**Written task**: Find every line in the records below that holds the word "watermark", and copy each one.

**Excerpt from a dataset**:
[start]

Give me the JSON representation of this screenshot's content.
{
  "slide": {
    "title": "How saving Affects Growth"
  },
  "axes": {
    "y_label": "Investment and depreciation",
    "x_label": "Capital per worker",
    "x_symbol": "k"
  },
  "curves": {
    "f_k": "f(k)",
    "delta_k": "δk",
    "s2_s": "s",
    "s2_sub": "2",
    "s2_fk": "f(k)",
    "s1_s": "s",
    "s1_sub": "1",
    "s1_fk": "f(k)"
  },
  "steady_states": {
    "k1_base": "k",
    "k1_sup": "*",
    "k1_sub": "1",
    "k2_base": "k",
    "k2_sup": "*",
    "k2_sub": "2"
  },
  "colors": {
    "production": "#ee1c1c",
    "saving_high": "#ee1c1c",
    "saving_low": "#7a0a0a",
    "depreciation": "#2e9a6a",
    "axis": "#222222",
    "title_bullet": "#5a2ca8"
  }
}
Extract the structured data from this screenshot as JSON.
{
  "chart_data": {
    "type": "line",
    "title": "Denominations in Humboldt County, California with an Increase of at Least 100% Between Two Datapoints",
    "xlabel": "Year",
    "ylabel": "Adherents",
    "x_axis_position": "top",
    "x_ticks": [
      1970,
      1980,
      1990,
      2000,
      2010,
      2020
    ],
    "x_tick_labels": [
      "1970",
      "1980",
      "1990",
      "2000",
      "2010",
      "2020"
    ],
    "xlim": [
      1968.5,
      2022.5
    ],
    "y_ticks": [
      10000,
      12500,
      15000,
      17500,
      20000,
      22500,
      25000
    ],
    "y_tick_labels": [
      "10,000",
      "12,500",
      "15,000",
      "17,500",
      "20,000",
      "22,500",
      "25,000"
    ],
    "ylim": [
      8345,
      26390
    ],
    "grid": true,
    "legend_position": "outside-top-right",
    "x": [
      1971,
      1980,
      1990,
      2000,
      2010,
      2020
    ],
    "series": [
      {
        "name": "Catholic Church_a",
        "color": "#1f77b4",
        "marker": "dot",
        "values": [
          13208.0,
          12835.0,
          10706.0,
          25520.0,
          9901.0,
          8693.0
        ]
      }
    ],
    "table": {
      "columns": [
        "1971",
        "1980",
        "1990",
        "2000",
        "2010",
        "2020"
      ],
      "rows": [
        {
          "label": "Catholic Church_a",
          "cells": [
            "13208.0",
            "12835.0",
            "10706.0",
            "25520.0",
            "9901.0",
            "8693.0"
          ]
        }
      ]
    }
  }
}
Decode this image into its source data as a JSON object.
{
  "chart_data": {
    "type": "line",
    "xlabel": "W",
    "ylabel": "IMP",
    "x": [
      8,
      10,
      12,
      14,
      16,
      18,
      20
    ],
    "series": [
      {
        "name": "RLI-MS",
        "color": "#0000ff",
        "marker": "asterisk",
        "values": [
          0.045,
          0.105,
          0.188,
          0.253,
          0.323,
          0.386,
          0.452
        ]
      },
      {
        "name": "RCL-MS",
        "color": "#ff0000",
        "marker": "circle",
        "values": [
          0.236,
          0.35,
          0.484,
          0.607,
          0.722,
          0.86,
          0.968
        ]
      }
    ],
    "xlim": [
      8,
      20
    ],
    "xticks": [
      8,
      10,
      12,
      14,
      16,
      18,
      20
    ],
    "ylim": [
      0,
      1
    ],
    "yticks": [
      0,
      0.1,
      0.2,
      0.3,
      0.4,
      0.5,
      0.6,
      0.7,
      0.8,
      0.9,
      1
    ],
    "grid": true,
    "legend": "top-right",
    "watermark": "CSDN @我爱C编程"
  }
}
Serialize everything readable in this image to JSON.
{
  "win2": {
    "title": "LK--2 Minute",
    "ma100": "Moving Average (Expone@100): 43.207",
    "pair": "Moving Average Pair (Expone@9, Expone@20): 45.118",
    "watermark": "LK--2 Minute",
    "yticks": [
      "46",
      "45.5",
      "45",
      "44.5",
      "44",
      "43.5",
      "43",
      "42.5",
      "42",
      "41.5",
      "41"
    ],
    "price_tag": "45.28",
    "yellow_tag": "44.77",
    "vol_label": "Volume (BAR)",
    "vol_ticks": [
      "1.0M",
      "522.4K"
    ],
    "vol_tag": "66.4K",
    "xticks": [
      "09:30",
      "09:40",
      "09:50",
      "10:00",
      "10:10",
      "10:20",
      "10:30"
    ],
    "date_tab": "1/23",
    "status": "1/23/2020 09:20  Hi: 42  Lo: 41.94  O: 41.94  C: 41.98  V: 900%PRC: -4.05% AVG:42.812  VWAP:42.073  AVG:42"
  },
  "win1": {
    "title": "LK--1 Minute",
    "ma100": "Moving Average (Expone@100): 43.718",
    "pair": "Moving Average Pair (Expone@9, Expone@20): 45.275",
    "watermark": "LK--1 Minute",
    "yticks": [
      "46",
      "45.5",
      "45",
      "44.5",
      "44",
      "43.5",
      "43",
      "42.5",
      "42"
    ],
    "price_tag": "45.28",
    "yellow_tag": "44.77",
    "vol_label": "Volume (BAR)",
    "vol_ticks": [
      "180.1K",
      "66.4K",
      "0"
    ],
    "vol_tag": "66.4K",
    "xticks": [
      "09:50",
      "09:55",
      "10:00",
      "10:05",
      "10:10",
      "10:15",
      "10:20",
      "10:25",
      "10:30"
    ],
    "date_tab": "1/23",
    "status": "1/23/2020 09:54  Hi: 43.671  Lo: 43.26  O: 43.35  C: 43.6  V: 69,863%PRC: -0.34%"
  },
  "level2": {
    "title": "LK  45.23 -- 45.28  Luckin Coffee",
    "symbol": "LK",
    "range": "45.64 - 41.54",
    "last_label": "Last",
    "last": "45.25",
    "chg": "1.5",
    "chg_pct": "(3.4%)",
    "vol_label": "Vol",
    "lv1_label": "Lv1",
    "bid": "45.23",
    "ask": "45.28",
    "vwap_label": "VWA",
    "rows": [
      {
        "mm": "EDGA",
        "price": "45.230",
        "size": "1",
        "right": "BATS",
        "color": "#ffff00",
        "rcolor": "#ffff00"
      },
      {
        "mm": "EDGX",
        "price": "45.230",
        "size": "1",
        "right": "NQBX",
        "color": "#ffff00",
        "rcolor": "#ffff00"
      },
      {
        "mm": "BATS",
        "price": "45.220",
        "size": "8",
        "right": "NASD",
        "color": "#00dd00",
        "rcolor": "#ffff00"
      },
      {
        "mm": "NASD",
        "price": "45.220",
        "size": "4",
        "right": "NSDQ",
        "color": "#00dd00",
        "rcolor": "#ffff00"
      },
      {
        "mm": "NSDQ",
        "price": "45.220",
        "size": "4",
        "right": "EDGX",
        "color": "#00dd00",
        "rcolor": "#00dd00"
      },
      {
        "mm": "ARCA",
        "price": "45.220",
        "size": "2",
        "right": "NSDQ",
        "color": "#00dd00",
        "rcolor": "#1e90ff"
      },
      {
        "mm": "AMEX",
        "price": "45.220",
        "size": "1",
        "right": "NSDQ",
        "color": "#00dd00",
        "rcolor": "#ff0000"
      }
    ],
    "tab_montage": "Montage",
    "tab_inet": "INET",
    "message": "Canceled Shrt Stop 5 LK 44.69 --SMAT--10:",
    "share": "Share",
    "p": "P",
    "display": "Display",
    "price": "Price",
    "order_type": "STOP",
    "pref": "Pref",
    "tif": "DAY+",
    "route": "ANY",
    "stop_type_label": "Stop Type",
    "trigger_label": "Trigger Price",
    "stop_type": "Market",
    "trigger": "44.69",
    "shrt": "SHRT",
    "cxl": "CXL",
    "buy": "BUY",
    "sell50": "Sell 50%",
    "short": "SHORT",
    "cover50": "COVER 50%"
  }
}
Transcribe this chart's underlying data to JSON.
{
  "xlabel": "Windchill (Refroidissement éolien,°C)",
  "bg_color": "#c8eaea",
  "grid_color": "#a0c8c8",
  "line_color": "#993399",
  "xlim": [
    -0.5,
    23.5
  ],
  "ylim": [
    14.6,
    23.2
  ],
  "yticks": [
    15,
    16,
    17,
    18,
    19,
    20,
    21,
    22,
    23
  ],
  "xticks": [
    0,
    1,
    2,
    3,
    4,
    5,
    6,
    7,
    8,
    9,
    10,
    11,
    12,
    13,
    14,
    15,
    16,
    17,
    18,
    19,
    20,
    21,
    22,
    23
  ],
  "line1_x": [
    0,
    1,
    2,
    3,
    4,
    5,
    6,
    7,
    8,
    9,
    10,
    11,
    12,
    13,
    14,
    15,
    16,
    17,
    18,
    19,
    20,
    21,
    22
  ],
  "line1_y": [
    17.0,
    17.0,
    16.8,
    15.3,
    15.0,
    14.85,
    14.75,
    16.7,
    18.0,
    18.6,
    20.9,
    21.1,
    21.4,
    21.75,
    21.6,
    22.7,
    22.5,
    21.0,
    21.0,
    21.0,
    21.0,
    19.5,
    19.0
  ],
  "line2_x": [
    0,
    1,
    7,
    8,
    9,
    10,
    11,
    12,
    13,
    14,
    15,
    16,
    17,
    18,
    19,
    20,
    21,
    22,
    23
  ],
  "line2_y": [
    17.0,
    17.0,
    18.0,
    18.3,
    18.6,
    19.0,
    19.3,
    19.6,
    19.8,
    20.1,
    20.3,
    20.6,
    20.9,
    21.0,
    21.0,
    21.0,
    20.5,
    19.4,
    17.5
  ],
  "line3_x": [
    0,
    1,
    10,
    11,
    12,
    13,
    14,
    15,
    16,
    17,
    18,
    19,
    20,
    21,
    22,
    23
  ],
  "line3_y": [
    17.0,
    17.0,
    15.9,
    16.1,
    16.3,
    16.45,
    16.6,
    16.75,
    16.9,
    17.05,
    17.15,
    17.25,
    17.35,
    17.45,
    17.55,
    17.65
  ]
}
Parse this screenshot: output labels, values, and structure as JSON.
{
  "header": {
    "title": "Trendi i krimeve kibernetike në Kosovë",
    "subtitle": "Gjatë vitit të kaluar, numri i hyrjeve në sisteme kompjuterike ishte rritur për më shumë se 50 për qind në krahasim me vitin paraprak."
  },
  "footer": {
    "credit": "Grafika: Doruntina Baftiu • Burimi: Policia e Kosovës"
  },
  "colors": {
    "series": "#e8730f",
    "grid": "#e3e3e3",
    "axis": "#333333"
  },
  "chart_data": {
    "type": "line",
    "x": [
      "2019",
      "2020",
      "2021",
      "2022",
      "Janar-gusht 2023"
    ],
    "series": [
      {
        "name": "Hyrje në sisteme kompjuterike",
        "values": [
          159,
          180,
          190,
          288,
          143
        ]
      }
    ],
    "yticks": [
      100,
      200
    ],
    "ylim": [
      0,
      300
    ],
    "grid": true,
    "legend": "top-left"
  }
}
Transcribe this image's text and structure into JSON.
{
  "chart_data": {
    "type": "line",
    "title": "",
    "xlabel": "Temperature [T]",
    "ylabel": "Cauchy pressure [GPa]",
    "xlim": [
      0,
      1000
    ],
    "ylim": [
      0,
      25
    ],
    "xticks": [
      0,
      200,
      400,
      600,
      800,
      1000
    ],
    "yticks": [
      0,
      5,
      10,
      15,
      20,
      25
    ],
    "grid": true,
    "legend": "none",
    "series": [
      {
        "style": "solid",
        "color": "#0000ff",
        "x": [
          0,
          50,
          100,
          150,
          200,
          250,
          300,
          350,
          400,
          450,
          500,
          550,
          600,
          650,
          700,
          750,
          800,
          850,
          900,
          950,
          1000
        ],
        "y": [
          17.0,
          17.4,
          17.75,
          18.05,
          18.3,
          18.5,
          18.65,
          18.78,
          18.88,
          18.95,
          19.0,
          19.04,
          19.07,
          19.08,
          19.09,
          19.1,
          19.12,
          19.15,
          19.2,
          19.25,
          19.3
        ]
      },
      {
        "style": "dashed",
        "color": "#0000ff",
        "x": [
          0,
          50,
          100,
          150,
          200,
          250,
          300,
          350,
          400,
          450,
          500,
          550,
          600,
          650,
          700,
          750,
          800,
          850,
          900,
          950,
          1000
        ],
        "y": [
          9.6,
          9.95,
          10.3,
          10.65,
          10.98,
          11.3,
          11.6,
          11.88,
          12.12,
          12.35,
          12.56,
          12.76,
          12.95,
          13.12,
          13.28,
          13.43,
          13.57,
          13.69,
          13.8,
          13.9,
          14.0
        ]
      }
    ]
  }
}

[end]

**Output for this exercise**:
    "watermark": "CSDN @我爱C编程"
    "watermark": "LK--2 Minute",
    "watermark": "LK--1 Minute",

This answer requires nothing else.